Below is a block of data; give all of it again word for word.

● Exercise input
— START —

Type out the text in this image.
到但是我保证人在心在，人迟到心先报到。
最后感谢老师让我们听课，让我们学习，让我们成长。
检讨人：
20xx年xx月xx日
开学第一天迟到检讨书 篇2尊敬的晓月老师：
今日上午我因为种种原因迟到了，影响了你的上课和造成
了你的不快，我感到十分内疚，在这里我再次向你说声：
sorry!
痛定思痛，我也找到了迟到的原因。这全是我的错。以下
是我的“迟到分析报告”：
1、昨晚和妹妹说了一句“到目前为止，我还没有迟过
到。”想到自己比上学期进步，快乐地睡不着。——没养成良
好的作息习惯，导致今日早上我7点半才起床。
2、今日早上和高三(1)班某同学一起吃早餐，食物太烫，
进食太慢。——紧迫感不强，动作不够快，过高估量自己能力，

— END —

● The solution
Type out the text in this image.
到但是我保证人在心在，人迟到心先报到。
最后感谢老师让我们听课，让我们学习，让我们成长。
检讨人：
20xx年xx月xx日
开学第一天迟到检讨书 篇2尊敬的晓月老师：
今日上午我因为种种原因迟到了，影响了你的上课和造成
了你的不快，我感到十分内疚，在这里我再次向你说声：
sorry!
痛定思痛，我也找到了迟到的原因。这全是我的错。以下
是我的“迟到分析报告”：
1、昨晚和妹妹说了一句“到目前为止，我还没有迟过
到。”想到自己比上学期进步，快乐地睡不着。——没养成良
好的作息习惯，导致今日早上我7点半才起床。
2、今日早上和高三(1)班某同学一起吃早餐，食物太烫，
进食太慢。——紧迫感不强，动作不够快，过高估量自己能力，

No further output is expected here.